◆ **Challenge**:
Scan the listing below. Report each line that includes "Ease".

--- START ---

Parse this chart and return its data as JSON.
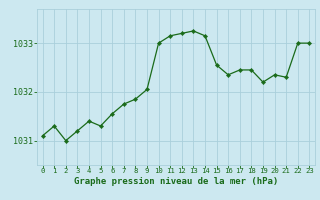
{
  "x": [
    0,
    1,
    2,
    3,
    4,
    5,
    6,
    7,
    8,
    9,
    10,
    11,
    12,
    13,
    14,
    15,
    16,
    17,
    18,
    19,
    20,
    21,
    22,
    23
  ],
  "y": [
    1031.1,
    1031.3,
    1031.0,
    1031.2,
    1031.4,
    1031.3,
    1031.55,
    1031.75,
    1031.85,
    1032.05,
    1033.0,
    1033.15,
    1033.2,
    1033.25,
    1033.15,
    1032.55,
    1032.35,
    1032.45,
    1032.45,
    1032.2,
    1032.35,
    1032.3,
    1033.0,
    1033.0
  ],
  "line_color": "#1a6b1a",
  "marker_color": "#1a6b1a",
  "bg_color": "#cce8f0",
  "grid_color": "#aacfdb",
  "axis_label_color": "#1a6b1a",
  "tick_label_color": "#1a6b1a",
  "xlabel": "Graphe pression niveau de la mer (hPa)",
  "ylim": [
    1030.5,
    1033.7
  ],
  "yticks": [
    1031,
    1032,
    1033
  ],
  "xticks": [
    0,
    1,
    2,
    3,
    4,
    5,
    6,
    7,
    8,
    9,
    10,
    11,
    12,
    13,
    14,
    15,
    16,
    17,
    18,
    19,
    20,
    21,
    22,
    23
  ],
  "xlabel_fontsize": 6.5,
  "xtick_fontsize": 5.2,
  "ytick_fontsize": 6.0
}
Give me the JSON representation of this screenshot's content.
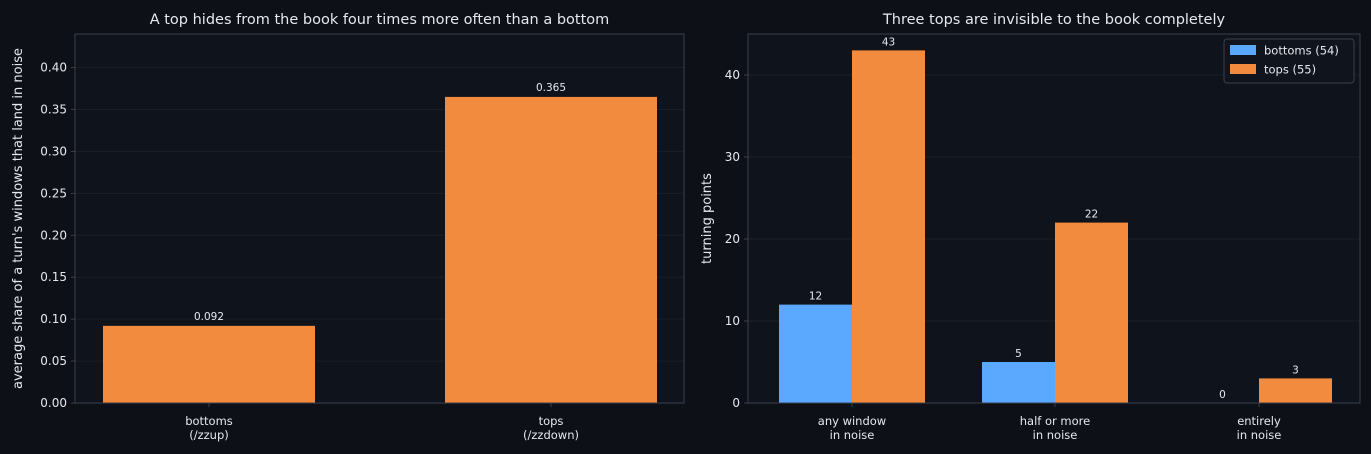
{
  "chart_data": [
    {
      "type": "bar",
      "title": "A top hides from the book four times more often than a bottom",
      "ylabel": "average share of a turn's windows that land in noise",
      "categories": [
        {
          "line1": "bottoms",
          "line2": "(/zzup)"
        },
        {
          "line1": "tops",
          "line2": "(/zzdown)"
        }
      ],
      "values": [
        0.092,
        0.365
      ],
      "value_labels": [
        "0.092",
        "0.365"
      ],
      "ylim": [
        0,
        0.44
      ],
      "yticks": [
        0,
        0.05,
        0.1,
        0.15,
        0.2,
        0.25,
        0.3,
        0.35,
        0.4
      ],
      "ytick_labels": [
        "0.00",
        "0.05",
        "0.10",
        "0.15",
        "0.20",
        "0.25",
        "0.30",
        "0.35",
        "0.40"
      ],
      "bar_color": "#f28b3e",
      "grid": true
    },
    {
      "type": "bar",
      "title": "Three tops are invisible to the book completely",
      "ylabel": "turning points",
      "categories": [
        {
          "line1": "any window",
          "line2": "in noise"
        },
        {
          "line1": "half or more",
          "line2": "in noise"
        },
        {
          "line1": "entirely",
          "line2": "in noise"
        }
      ],
      "series": [
        {
          "name": "bottoms (54)",
          "values": [
            12,
            5,
            0
          ],
          "color": "#5aa8ff"
        },
        {
          "name": "tops (55)",
          "values": [
            43,
            22,
            3
          ],
          "color": "#f28b3e"
        }
      ],
      "ylim": [
        0,
        45
      ],
      "yticks": [
        0,
        10,
        20,
        30,
        40
      ],
      "ytick_labels": [
        "0",
        "10",
        "20",
        "30",
        "40"
      ],
      "legend": "top-right",
      "grid": true
    }
  ],
  "colors": {
    "background": "#0d1017",
    "plot_background": "#0f131b",
    "axis": "#3a404c",
    "grid": "#1a1f28",
    "text": "#e6e8ee"
  }
}
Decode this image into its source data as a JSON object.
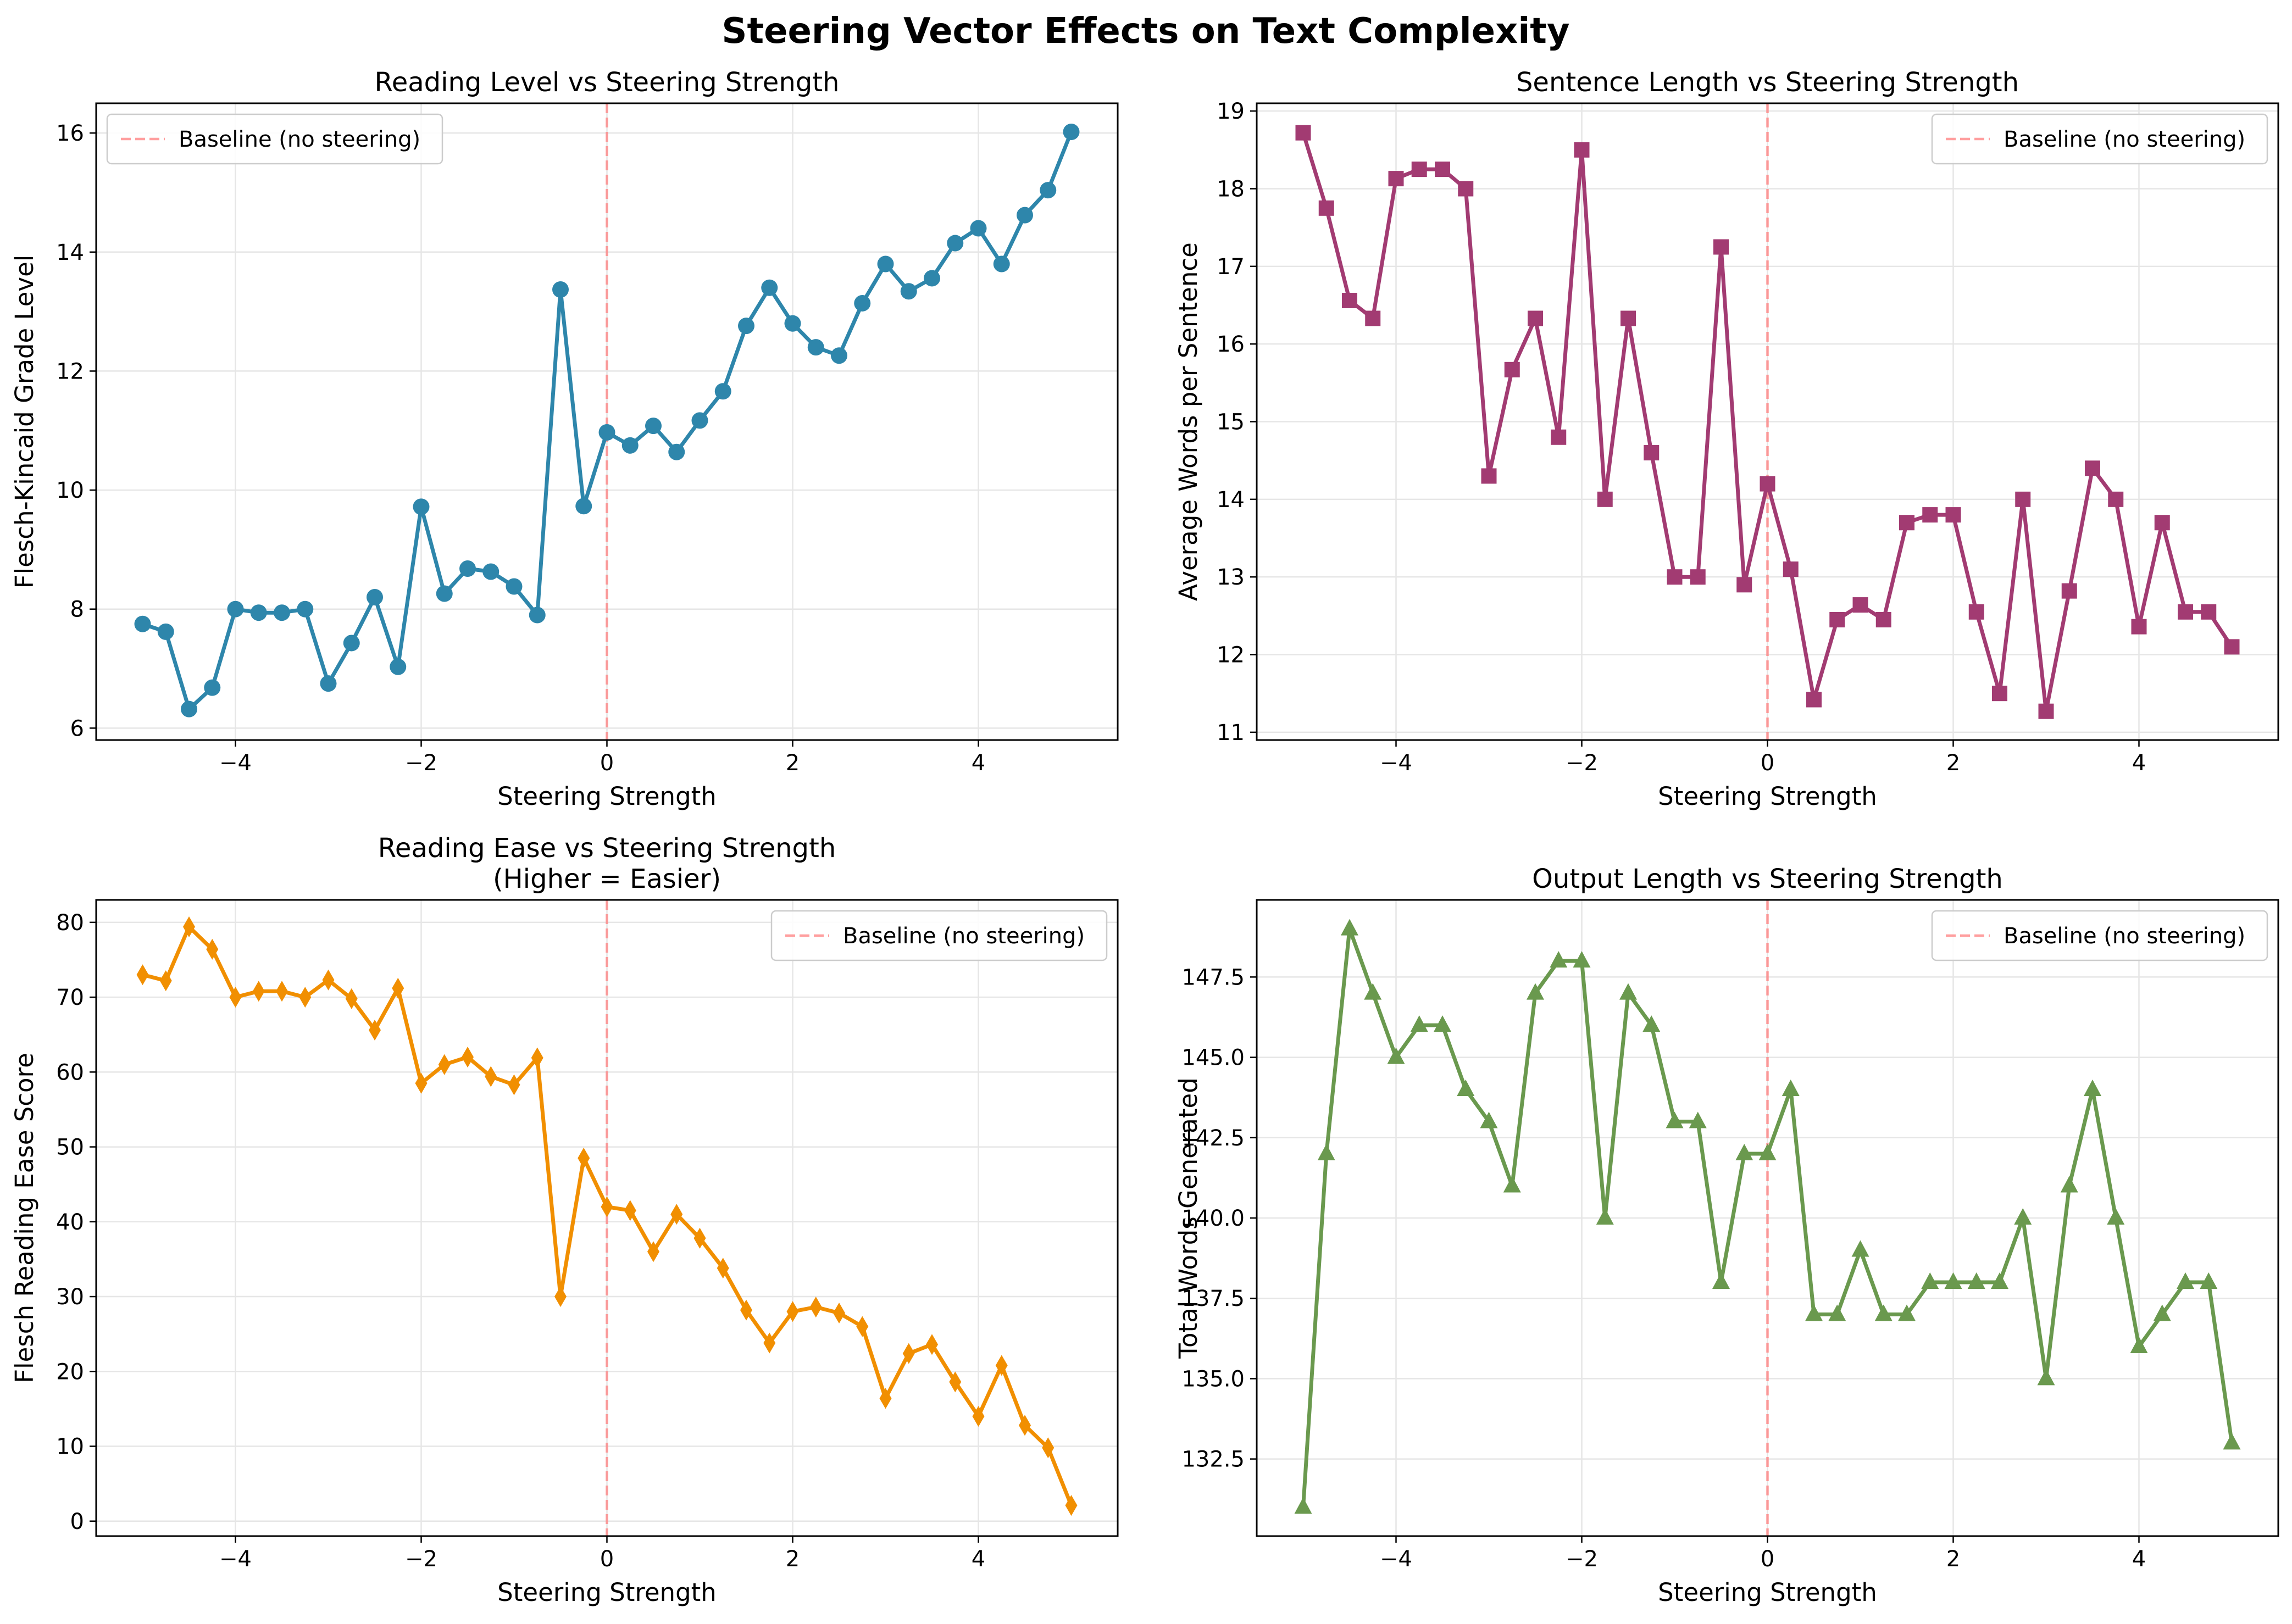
{
  "figure": {
    "suptitle": "Steering Vector Effects on Text Complexity"
  },
  "chart_data": [
    {
      "type": "line",
      "title": "Reading Level vs Steering Strength",
      "xlabel": "Steering Strength",
      "ylabel": "Flesch-Kincaid Grade Level",
      "xlim": [
        -5.5,
        5.5
      ],
      "ylim": [
        5.8,
        16.5
      ],
      "xticks": [
        -4,
        -2,
        0,
        2,
        4
      ],
      "xtick_labels": [
        "−4",
        "−2",
        "0",
        "2",
        "4"
      ],
      "yticks": [
        6,
        8,
        10,
        12,
        14,
        16
      ],
      "ytick_labels": [
        "6",
        "8",
        "10",
        "12",
        "14",
        "16"
      ],
      "grid": true,
      "legend_position": "upper-left",
      "marker": "circle",
      "color": "#2e86ab",
      "x": [
        -5,
        -4.75,
        -4.5,
        -4.25,
        -4,
        -3.75,
        -3.5,
        -3.25,
        -3,
        -2.75,
        -2.5,
        -2.25,
        -2,
        -1.75,
        -1.5,
        -1.25,
        -1,
        -0.75,
        -0.5,
        -0.25,
        0,
        0.25,
        0.5,
        0.75,
        1,
        1.25,
        1.5,
        1.75,
        2,
        2.25,
        2.5,
        2.75,
        3,
        3.25,
        3.5,
        3.75,
        4,
        4.25,
        4.5,
        4.75,
        5
      ],
      "y": [
        7.75,
        7.62,
        6.32,
        6.68,
        8.0,
        7.94,
        7.94,
        8.0,
        6.75,
        7.43,
        8.2,
        7.03,
        9.72,
        8.26,
        8.68,
        8.63,
        8.38,
        7.9,
        13.37,
        9.73,
        10.97,
        10.75,
        11.08,
        10.64,
        11.17,
        11.66,
        12.76,
        13.4,
        12.8,
        12.4,
        12.26,
        13.14,
        13.8,
        13.34,
        13.56,
        14.15,
        14.4,
        13.8,
        14.62,
        15.04,
        16.02
      ],
      "baseline": {
        "x": 0,
        "label": "Baseline (no steering)",
        "color": "#ff7f7f"
      }
    },
    {
      "type": "line",
      "title": "Sentence Length vs Steering Strength",
      "xlabel": "Steering Strength",
      "ylabel": "Average Words per Sentence",
      "xlim": [
        -5.5,
        5.5
      ],
      "ylim": [
        10.9,
        19.1
      ],
      "xticks": [
        -4,
        -2,
        0,
        2,
        4
      ],
      "xtick_labels": [
        "−4",
        "−2",
        "0",
        "2",
        "4"
      ],
      "yticks": [
        11,
        12,
        13,
        14,
        15,
        16,
        17,
        18,
        19
      ],
      "ytick_labels": [
        "11",
        "12",
        "13",
        "14",
        "15",
        "16",
        "17",
        "18",
        "19"
      ],
      "grid": true,
      "legend_position": "upper-right",
      "marker": "square",
      "color": "#a23b72",
      "x": [
        -5,
        -4.75,
        -4.5,
        -4.25,
        -4,
        -3.75,
        -3.5,
        -3.25,
        -3,
        -2.75,
        -2.5,
        -2.25,
        -2,
        -1.75,
        -1.5,
        -1.25,
        -1,
        -0.75,
        -0.5,
        -0.25,
        0,
        0.25,
        0.5,
        0.75,
        1,
        1.25,
        1.5,
        1.75,
        2,
        2.25,
        2.5,
        2.75,
        3,
        3.25,
        3.5,
        3.75,
        4,
        4.25,
        4.5,
        4.75,
        5
      ],
      "y": [
        18.72,
        17.75,
        16.56,
        16.33,
        18.13,
        18.25,
        18.25,
        18.0,
        14.3,
        15.67,
        16.33,
        14.8,
        18.5,
        14.0,
        16.33,
        14.6,
        13.0,
        13.0,
        17.25,
        12.9,
        14.2,
        13.1,
        11.42,
        12.45,
        12.64,
        12.45,
        13.7,
        13.8,
        13.8,
        12.55,
        11.5,
        14.0,
        11.27,
        12.82,
        14.4,
        14.0,
        12.36,
        13.7,
        12.55,
        12.55,
        12.1
      ],
      "baseline": {
        "x": 0,
        "label": "Baseline (no steering)",
        "color": "#ff7f7f"
      }
    },
    {
      "type": "line",
      "title": "Reading Ease vs Steering Strength\n(Higher = Easier)",
      "title_lines": [
        "Reading Ease vs Steering Strength",
        "(Higher = Easier)"
      ],
      "xlabel": "Steering Strength",
      "ylabel": "Flesch Reading Ease Score",
      "xlim": [
        -5.5,
        5.5
      ],
      "ylim": [
        -2,
        83
      ],
      "xticks": [
        -4,
        -2,
        0,
        2,
        4
      ],
      "xtick_labels": [
        "−4",
        "−2",
        "0",
        "2",
        "4"
      ],
      "yticks": [
        0,
        10,
        20,
        30,
        40,
        50,
        60,
        70,
        80
      ],
      "ytick_labels": [
        "0",
        "10",
        "20",
        "30",
        "40",
        "50",
        "60",
        "70",
        "80"
      ],
      "grid": true,
      "legend_position": "upper-right",
      "marker": "thin-diamond",
      "color": "#f18f01",
      "x": [
        -5,
        -4.75,
        -4.5,
        -4.25,
        -4,
        -3.75,
        -3.5,
        -3.25,
        -3,
        -2.75,
        -2.5,
        -2.25,
        -2,
        -1.75,
        -1.5,
        -1.25,
        -1,
        -0.75,
        -0.5,
        -0.25,
        0,
        0.25,
        0.5,
        0.75,
        1,
        1.25,
        1.5,
        1.75,
        2,
        2.25,
        2.5,
        2.75,
        3,
        3.25,
        3.5,
        3.75,
        4,
        4.25,
        4.5,
        4.75,
        5
      ],
      "y": [
        73.0,
        72.2,
        79.4,
        76.4,
        70.0,
        70.8,
        70.8,
        70.0,
        72.3,
        69.8,
        65.6,
        71.2,
        58.5,
        61.0,
        62.0,
        59.4,
        58.3,
        61.9,
        30.0,
        48.5,
        42.0,
        41.5,
        36.0,
        41.0,
        37.8,
        33.8,
        28.2,
        23.8,
        28.0,
        28.6,
        27.8,
        26.0,
        16.4,
        22.4,
        23.6,
        18.6,
        14.0,
        20.8,
        12.8,
        9.8,
        2.1
      ],
      "baseline": {
        "x": 0,
        "label": "Baseline (no steering)",
        "color": "#ff7f7f"
      }
    },
    {
      "type": "line",
      "title": "Output Length vs Steering Strength",
      "xlabel": "Steering Strength",
      "ylabel": "Total Words Generated",
      "xlim": [
        -5.5,
        5.5
      ],
      "ylim": [
        130.1,
        149.9
      ],
      "xticks": [
        -4,
        -2,
        0,
        2,
        4
      ],
      "xtick_labels": [
        "−4",
        "−2",
        "0",
        "2",
        "4"
      ],
      "yticks": [
        132.5,
        135.0,
        137.5,
        140.0,
        142.5,
        145.0,
        147.5
      ],
      "ytick_labels": [
        "132.5",
        "135.0",
        "137.5",
        "140.0",
        "142.5",
        "145.0",
        "147.5"
      ],
      "grid": true,
      "legend_position": "upper-right",
      "marker": "triangle",
      "color": "#6a994e",
      "x": [
        -5,
        -4.75,
        -4.5,
        -4.25,
        -4,
        -3.75,
        -3.5,
        -3.25,
        -3,
        -2.75,
        -2.5,
        -2.25,
        -2,
        -1.75,
        -1.5,
        -1.25,
        -1,
        -0.75,
        -0.5,
        -0.25,
        0,
        0.25,
        0.5,
        0.75,
        1,
        1.25,
        1.5,
        1.75,
        2,
        2.25,
        2.5,
        2.75,
        3,
        3.25,
        3.5,
        3.75,
        4,
        4.25,
        4.5,
        4.75,
        5
      ],
      "y": [
        131,
        142,
        149,
        147,
        145,
        146,
        146,
        144,
        143,
        141,
        147,
        148,
        148,
        140,
        147,
        146,
        143,
        143,
        138,
        142,
        142,
        144,
        137,
        137,
        139,
        137,
        137,
        138,
        138,
        138,
        138,
        140,
        135,
        141,
        144,
        140,
        136,
        137,
        138,
        138,
        133
      ],
      "baseline": {
        "x": 0,
        "label": "Baseline (no steering)",
        "color": "#ff7f7f"
      }
    }
  ]
}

--- END ---

◆ **Exercise result**:
      "title": "Reading Ease vs Steering Strength\n(Higher = Easier)",
        "Reading Ease vs Steering Strength",
      "ylabel": "Flesch Reading Ease Score",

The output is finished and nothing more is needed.